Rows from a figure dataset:
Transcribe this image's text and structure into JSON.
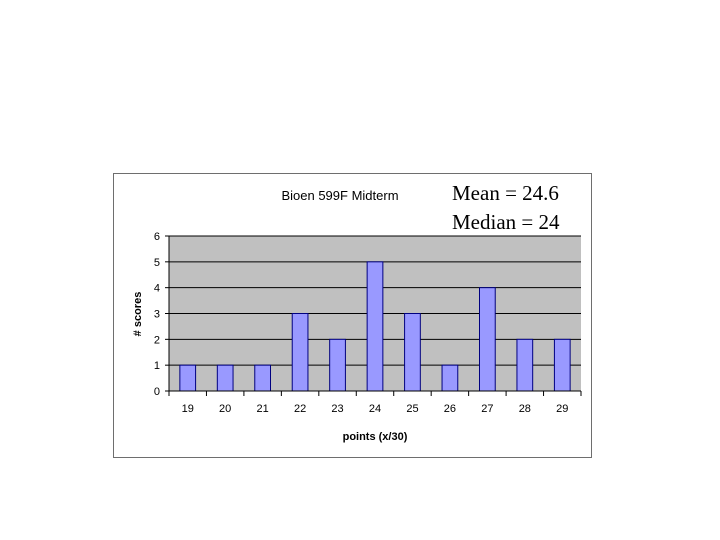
{
  "chart_data": {
    "type": "bar",
    "title": "Bioen 599F Midterm",
    "xlabel": "points (x/30)",
    "ylabel": "# scores",
    "categories": [
      "19",
      "20",
      "21",
      "22",
      "23",
      "24",
      "25",
      "26",
      "27",
      "28",
      "29"
    ],
    "values": [
      1,
      1,
      1,
      3,
      2,
      5,
      3,
      1,
      4,
      2,
      2
    ],
    "ylim": [
      0,
      6
    ],
    "yticks": [
      0,
      1,
      2,
      3,
      4,
      5,
      6
    ],
    "grid": true,
    "legend": "none",
    "annotations": [
      "Mean = 24.6",
      "Median = 24"
    ],
    "colors": {
      "bar_fill": "#9999ff",
      "bar_stroke": "#000080",
      "plot_background": "#c0c0c0",
      "gridline": "#000000"
    }
  }
}
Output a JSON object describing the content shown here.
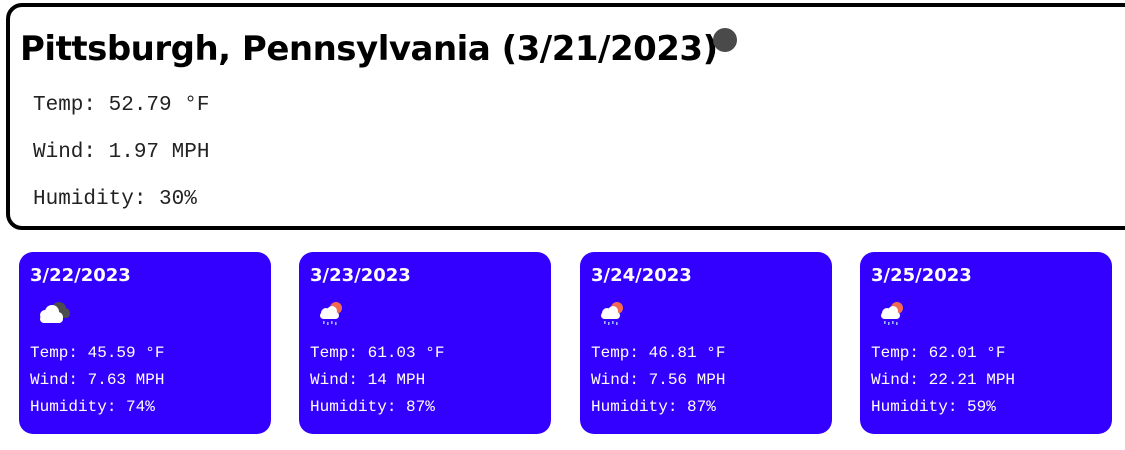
{
  "current": {
    "title": "Pittsburgh, Pennsylvania (3/21/2023)",
    "temp": "Temp: 52.79 °F",
    "wind": "Wind: 1.97 MPH",
    "humidity": "Humidity: 30%"
  },
  "forecast": [
    {
      "date": "3/22/2023",
      "icon": "cloudy-icon",
      "temp": "Temp: 45.59 °F",
      "wind": "Wind: 7.63 MPH",
      "humidity": "Humidity: 74%"
    },
    {
      "date": "3/23/2023",
      "icon": "sun-rain-cloud-icon",
      "temp": "Temp: 61.03 °F",
      "wind": "Wind: 14 MPH",
      "humidity": "Humidity: 87%"
    },
    {
      "date": "3/24/2023",
      "icon": "sun-rain-cloud-icon",
      "temp": "Temp: 46.81 °F",
      "wind": "Wind: 7.56 MPH",
      "humidity": "Humidity: 87%"
    },
    {
      "date": "3/25/2023",
      "icon": "sun-rain-cloud-icon",
      "temp": "Temp: 62.01 °F",
      "wind": "Wind: 22.21 MPH",
      "humidity": "Humidity: 59%"
    }
  ],
  "colors": {
    "card_background": "#3300ff",
    "card_text": "#ffffff",
    "panel_border": "#000000",
    "current_icon": "#4a4a4a"
  }
}
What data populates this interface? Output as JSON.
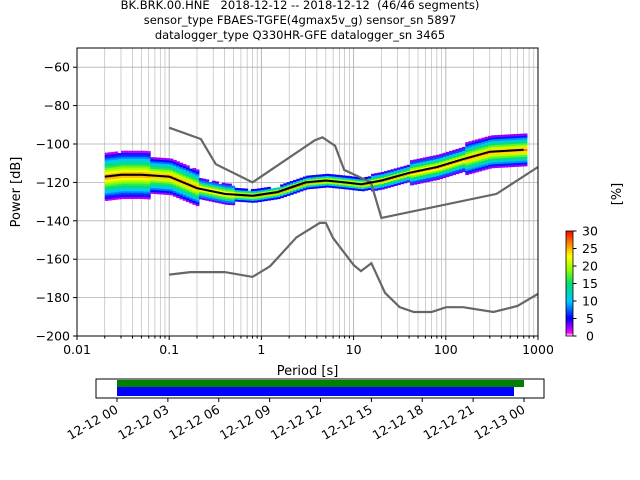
{
  "title_lines": [
    "BK.BRK.00.HNE   2018-12-12 -- 2018-12-12  (46/46 segments)",
    "sensor_type FBAES-TGFE(4gmax5v_g) sensor_sn 5897",
    "datalogger_type Q330HR-GFE datalogger_sn 3465"
  ],
  "colors": {
    "noise_model": "#666666",
    "mode_line": "#000000",
    "grid": "#b0b0b0",
    "coverage_top": "#008000",
    "coverage_bottom": "#0000ff"
  },
  "chart_data": [
    {
      "type": "heatmap",
      "xlabel": "Period [s]",
      "ylabel": "Power [dB]",
      "x_scale": "log",
      "xlim": [
        0.01,
        1000
      ],
      "ylim": [
        -200,
        -50
      ],
      "x_ticks": [
        "0.01",
        "0.1",
        "1",
        "10",
        "100",
        "1000"
      ],
      "y_ticks": [
        "−60",
        "−80",
        "−100",
        "−120",
        "−140",
        "−160",
        "−180",
        "−200"
      ],
      "grid": true,
      "colorbar": {
        "label": "[%]",
        "range": [
          0,
          30
        ],
        "ticks": [
          "0",
          "5",
          "10",
          "15",
          "20",
          "25",
          "30"
        ]
      },
      "mode_line": {
        "x": [
          0.02,
          0.03,
          0.05,
          0.1,
          0.2,
          0.4,
          0.8,
          1.5,
          3,
          5,
          8,
          12,
          20,
          40,
          80,
          150,
          300,
          700
        ],
        "y": [
          -117,
          -116,
          -116,
          -117,
          -123,
          -126,
          -127,
          -125,
          -120,
          -119,
          -120,
          -121,
          -119,
          -115,
          -112,
          -108,
          -104,
          -103
        ]
      },
      "noise_model_high": {
        "x": [
          0.1,
          0.22,
          0.32,
          0.8,
          3.8,
          4.6,
          6.3,
          7.9,
          15.4,
          20,
          354.8,
          1000
        ],
        "y": [
          -91.5,
          -97.4,
          -110.5,
          -120,
          -98,
          -96.5,
          -101,
          -113.5,
          -120,
          -138.5,
          -126,
          -112
        ]
      },
      "noise_model_low": {
        "x": [
          0.1,
          0.17,
          0.4,
          0.8,
          1.24,
          2.4,
          4.3,
          5,
          6,
          10,
          12,
          15.6,
          21.9,
          31.6,
          45,
          70,
          101,
          154,
          328,
          600,
          1000
        ],
        "y": [
          -168,
          -166.7,
          -166.7,
          -169.2,
          -163.7,
          -148.6,
          -141.1,
          -141.1,
          -149,
          -163,
          -166.2,
          -162.1,
          -177.5,
          -185,
          -187.5,
          -187.5,
          -185,
          -185,
          -187.5,
          -184.4,
          -178
        ]
      }
    },
    {
      "type": "timeline",
      "series": [
        {
          "start": "12-12 00",
          "end": "12-13 00"
        },
        {
          "start": "12-12 00",
          "end": "12-13 00"
        }
      ],
      "x_ticks": [
        "12-12 00",
        "12-12 03",
        "12-12 06",
        "12-12 09",
        "12-12 12",
        "12-12 15",
        "12-12 18",
        "12-12 21",
        "12-13 00"
      ]
    }
  ]
}
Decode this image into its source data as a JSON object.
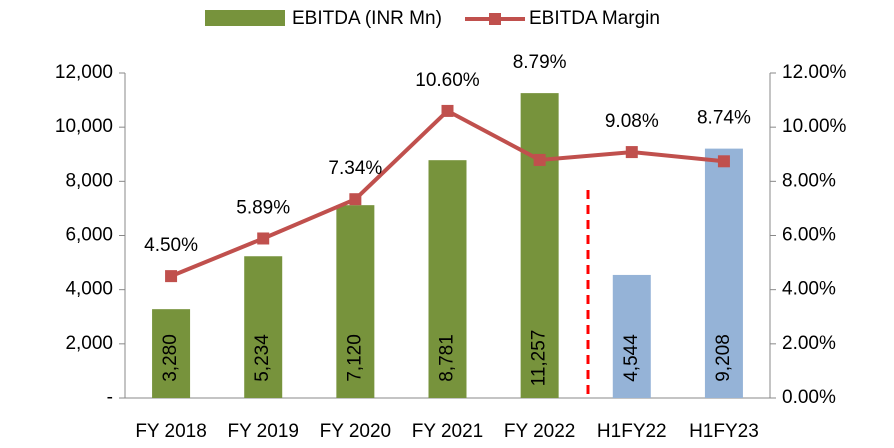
{
  "chart_data": {
    "type": "bar",
    "categories": [
      "FY 2018",
      "FY 2019",
      "FY 2020",
      "FY 2021",
      "FY 2022",
      "H1FY22",
      "H1FY23"
    ],
    "series": [
      {
        "name": "EBITDA (INR Mn)",
        "type": "bar",
        "color": "#77933c",
        "colors": [
          "#77933c",
          "#77933c",
          "#77933c",
          "#77933c",
          "#77933c",
          "#95b3d7",
          "#95b3d7"
        ],
        "values": [
          3280,
          5234,
          7120,
          8781,
          11257,
          4544,
          9208
        ],
        "value_labels": [
          "3,280",
          "5,234",
          "7,120",
          "8,781",
          "11,257",
          "4,544",
          "9,208"
        ]
      },
      {
        "name": "EBITDA Margin",
        "type": "line",
        "color": "#c0504d",
        "axis": "y2",
        "values": [
          4.5,
          5.89,
          7.34,
          10.6,
          8.79,
          9.08,
          8.74
        ],
        "value_labels": [
          "4.50%",
          "5.89%",
          "7.34%",
          "10.60%",
          "8.79%",
          "9.08%",
          "8.74%"
        ]
      }
    ],
    "ylim": [
      0,
      12000
    ],
    "yticks": [
      {
        "value": 0,
        "label": "-"
      },
      {
        "value": 2000,
        "label": "2,000"
      },
      {
        "value": 4000,
        "label": "4,000"
      },
      {
        "value": 6000,
        "label": "6,000"
      },
      {
        "value": 8000,
        "label": "8,000"
      },
      {
        "value": 10000,
        "label": "10,000"
      },
      {
        "value": 12000,
        "label": "12,000"
      }
    ],
    "y2lim": [
      0,
      12
    ],
    "y2ticks": [
      {
        "value": 0,
        "label": "0.00%"
      },
      {
        "value": 2,
        "label": "2.00%"
      },
      {
        "value": 4,
        "label": "4.00%"
      },
      {
        "value": 6,
        "label": "6.00%"
      },
      {
        "value": 8,
        "label": "8.00%"
      },
      {
        "value": 10,
        "label": "10.00%"
      },
      {
        "value": 12,
        "label": "12.00%"
      }
    ],
    "legend": "top"
  }
}
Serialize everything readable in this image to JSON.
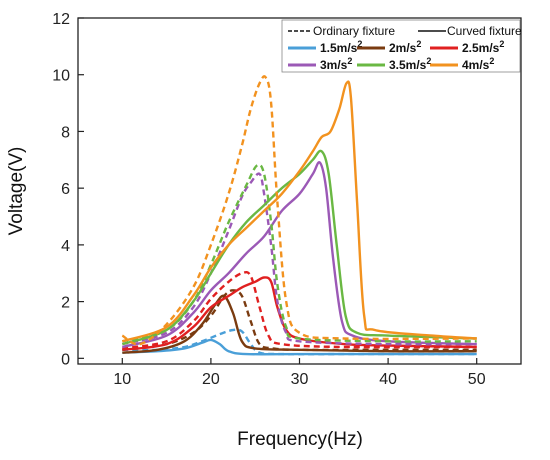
{
  "chart_data": {
    "type": "line",
    "xlabel": "Frequency(Hz)",
    "ylabel": "Voltage(V)",
    "xlim": [
      5,
      55
    ],
    "ylim": [
      -0.2,
      12
    ],
    "xticks": [
      10,
      20,
      30,
      40,
      50
    ],
    "yticks": [
      0,
      2,
      4,
      6,
      8,
      10,
      12
    ],
    "grid": false,
    "legend_position": "top-right",
    "style_legend": [
      {
        "label": "Ordinary fixture",
        "dash": "dashed"
      },
      {
        "label": "Curved fixture",
        "dash": "solid"
      }
    ],
    "series": [
      {
        "name": "1.5m/s",
        "exp": "2",
        "color": "#4a9fd8",
        "ordinary": [
          [
            10,
            0.3
          ],
          [
            14,
            0.3
          ],
          [
            17,
            0.4
          ],
          [
            19,
            0.6
          ],
          [
            21,
            0.85
          ],
          [
            22.5,
            1.0
          ],
          [
            23.5,
            0.95
          ],
          [
            24.5,
            0.5
          ],
          [
            25.5,
            0.2
          ],
          [
            28,
            0.15
          ],
          [
            35,
            0.15
          ],
          [
            40,
            0.15
          ],
          [
            50,
            0.15
          ]
        ],
        "curved": [
          [
            10,
            0.2
          ],
          [
            14,
            0.25
          ],
          [
            17,
            0.35
          ],
          [
            19,
            0.55
          ],
          [
            20,
            0.65
          ],
          [
            21,
            0.5
          ],
          [
            22,
            0.25
          ],
          [
            24,
            0.15
          ],
          [
            30,
            0.15
          ],
          [
            40,
            0.15
          ],
          [
            50,
            0.15
          ]
        ]
      },
      {
        "name": "2m/s",
        "exp": "2",
        "color": "#7a3b10",
        "ordinary": [
          [
            10,
            0.3
          ],
          [
            15,
            0.5
          ],
          [
            18,
            0.9
          ],
          [
            20,
            1.5
          ],
          [
            21.5,
            2.2
          ],
          [
            22.5,
            2.4
          ],
          [
            23.5,
            2.2
          ],
          [
            24.5,
            1.3
          ],
          [
            25.5,
            0.5
          ],
          [
            27,
            0.35
          ],
          [
            30,
            0.3
          ],
          [
            40,
            0.3
          ],
          [
            50,
            0.3
          ]
        ],
        "curved": [
          [
            10,
            0.2
          ],
          [
            14,
            0.3
          ],
          [
            17,
            0.6
          ],
          [
            19,
            1.2
          ],
          [
            20.5,
            1.9
          ],
          [
            21.5,
            2.2
          ],
          [
            22.5,
            1.6
          ],
          [
            23.5,
            0.6
          ],
          [
            25,
            0.35
          ],
          [
            30,
            0.3
          ],
          [
            40,
            0.25
          ],
          [
            50,
            0.25
          ]
        ]
      },
      {
        "name": "2.5m/s",
        "exp": "2",
        "color": "#e02020",
        "ordinary": [
          [
            10,
            0.35
          ],
          [
            15,
            0.6
          ],
          [
            18,
            1.3
          ],
          [
            20,
            2.1
          ],
          [
            22,
            2.7
          ],
          [
            23.5,
            3.0
          ],
          [
            24.5,
            2.9
          ],
          [
            25.5,
            1.8
          ],
          [
            26.5,
            0.8
          ],
          [
            28,
            0.5
          ],
          [
            35,
            0.4
          ],
          [
            50,
            0.4
          ]
        ],
        "curved": [
          [
            10,
            0.3
          ],
          [
            15,
            0.5
          ],
          [
            18,
            1.1
          ],
          [
            20,
            1.8
          ],
          [
            22,
            2.2
          ],
          [
            23.5,
            2.5
          ],
          [
            25,
            2.7
          ],
          [
            26,
            2.85
          ],
          [
            26.8,
            2.7
          ],
          [
            27.5,
            1.8
          ],
          [
            28.5,
            1.0
          ],
          [
            30,
            0.7
          ],
          [
            35,
            0.5
          ],
          [
            40,
            0.45
          ],
          [
            50,
            0.4
          ]
        ]
      },
      {
        "name": "3m/s",
        "exp": "2",
        "color": "#9b59b6",
        "ordinary": [
          [
            10,
            0.5
          ],
          [
            15,
            0.9
          ],
          [
            18,
            1.8
          ],
          [
            20,
            3.0
          ],
          [
            22,
            4.5
          ],
          [
            23.5,
            5.7
          ],
          [
            24.5,
            6.2
          ],
          [
            25.5,
            6.5
          ],
          [
            26,
            5.8
          ],
          [
            26.8,
            4.0
          ],
          [
            27.5,
            2.0
          ],
          [
            28.5,
            0.9
          ],
          [
            30,
            0.6
          ],
          [
            40,
            0.5
          ],
          [
            50,
            0.5
          ]
        ],
        "curved": [
          [
            10,
            0.4
          ],
          [
            15,
            0.8
          ],
          [
            18,
            1.6
          ],
          [
            20,
            2.4
          ],
          [
            22,
            3.0
          ],
          [
            24,
            3.7
          ],
          [
            26,
            4.3
          ],
          [
            28,
            5.2
          ],
          [
            30,
            5.8
          ],
          [
            31.5,
            6.5
          ],
          [
            32.3,
            6.9
          ],
          [
            33,
            6.0
          ],
          [
            33.8,
            3.5
          ],
          [
            34.8,
            1.3
          ],
          [
            36,
            0.8
          ],
          [
            40,
            0.6
          ],
          [
            50,
            0.5
          ]
        ]
      },
      {
        "name": "3.5m/s",
        "exp": "2",
        "color": "#6ab843",
        "ordinary": [
          [
            10,
            0.6
          ],
          [
            15,
            1.0
          ],
          [
            18,
            2.0
          ],
          [
            20,
            3.3
          ],
          [
            22,
            4.8
          ],
          [
            24,
            6.1
          ],
          [
            25.2,
            6.8
          ],
          [
            26,
            6.5
          ],
          [
            26.8,
            4.8
          ],
          [
            27.5,
            2.6
          ],
          [
            28.5,
            1.1
          ],
          [
            30,
            0.7
          ],
          [
            40,
            0.6
          ],
          [
            50,
            0.6
          ]
        ],
        "curved": [
          [
            10,
            0.5
          ],
          [
            15,
            1.0
          ],
          [
            18,
            2.0
          ],
          [
            20,
            3.0
          ],
          [
            22,
            4.0
          ],
          [
            24,
            4.8
          ],
          [
            26,
            5.4
          ],
          [
            28,
            6.0
          ],
          [
            30,
            6.5
          ],
          [
            31.5,
            7.0
          ],
          [
            32.5,
            7.3
          ],
          [
            33.3,
            6.5
          ],
          [
            34.2,
            4.0
          ],
          [
            35.2,
            1.5
          ],
          [
            36.5,
            0.9
          ],
          [
            40,
            0.8
          ],
          [
            50,
            0.7
          ]
        ]
      },
      {
        "name": "4m/s",
        "exp": "2",
        "color": "#f2921f",
        "ordinary": [
          [
            10,
            0.8
          ],
          [
            12,
            0.5
          ],
          [
            15,
            1.2
          ],
          [
            18,
            2.5
          ],
          [
            20,
            4.0
          ],
          [
            22,
            5.8
          ],
          [
            23.5,
            7.5
          ],
          [
            24.5,
            8.8
          ],
          [
            25.5,
            9.7
          ],
          [
            26.2,
            9.9
          ],
          [
            26.8,
            9.0
          ],
          [
            27.5,
            5.5
          ],
          [
            28.5,
            2.0
          ],
          [
            30,
            0.9
          ],
          [
            35,
            0.7
          ],
          [
            50,
            0.7
          ]
        ],
        "curved": [
          [
            10,
            0.6
          ],
          [
            15,
            1.1
          ],
          [
            18,
            2.2
          ],
          [
            20,
            3.2
          ],
          [
            22,
            4.0
          ],
          [
            24,
            4.6
          ],
          [
            26,
            5.2
          ],
          [
            28,
            5.8
          ],
          [
            30,
            6.6
          ],
          [
            31.5,
            7.3
          ],
          [
            32.5,
            7.8
          ],
          [
            33.5,
            8.0
          ],
          [
            34.5,
            8.8
          ],
          [
            35.3,
            9.7
          ],
          [
            35.8,
            9.2
          ],
          [
            36.5,
            5.5
          ],
          [
            37.3,
            1.5
          ],
          [
            38.5,
            1.0
          ],
          [
            45,
            0.8
          ],
          [
            50,
            0.7
          ]
        ]
      }
    ]
  }
}
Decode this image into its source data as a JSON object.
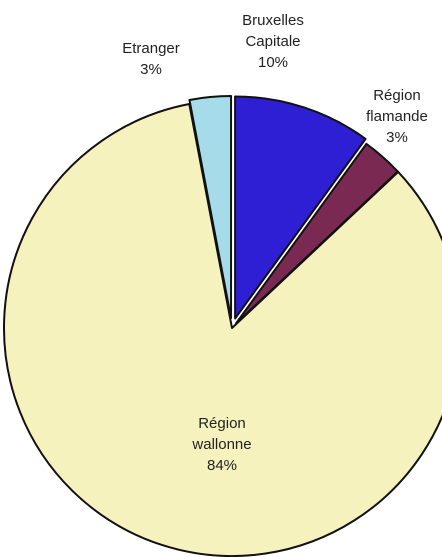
{
  "chart_data": {
    "type": "pie",
    "slices": [
      {
        "name_lines": [
          "Bruxelles",
          "Capitale"
        ],
        "value": 10,
        "value_label": "10%",
        "color": "#2e1fd4"
      },
      {
        "name_lines": [
          "Région",
          "flamande"
        ],
        "value": 3,
        "value_label": "3%",
        "color": "#7a2a52"
      },
      {
        "name_lines": [
          "Région",
          "wallonne"
        ],
        "value": 84,
        "value_label": "84%",
        "color": "#f6f2bd"
      },
      {
        "name_lines": [
          "Etranger"
        ],
        "value": 3,
        "value_label": "3%",
        "color": "#a6dcea"
      }
    ],
    "exploded": true,
    "start_angle_deg": 0,
    "title": "",
    "legend": "none"
  }
}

**What you have to do**
Which lines in the records above contain the string "Humidity"? Copy each one.

**Right answer**
    "humidity": "Humidity: 30%"
      "humidity": "Humidity: 74%"
      "humidity": "Humidity: 87%"
      "humidity": "Humidity: 87%"
      "humidity": "Humidity: 59%"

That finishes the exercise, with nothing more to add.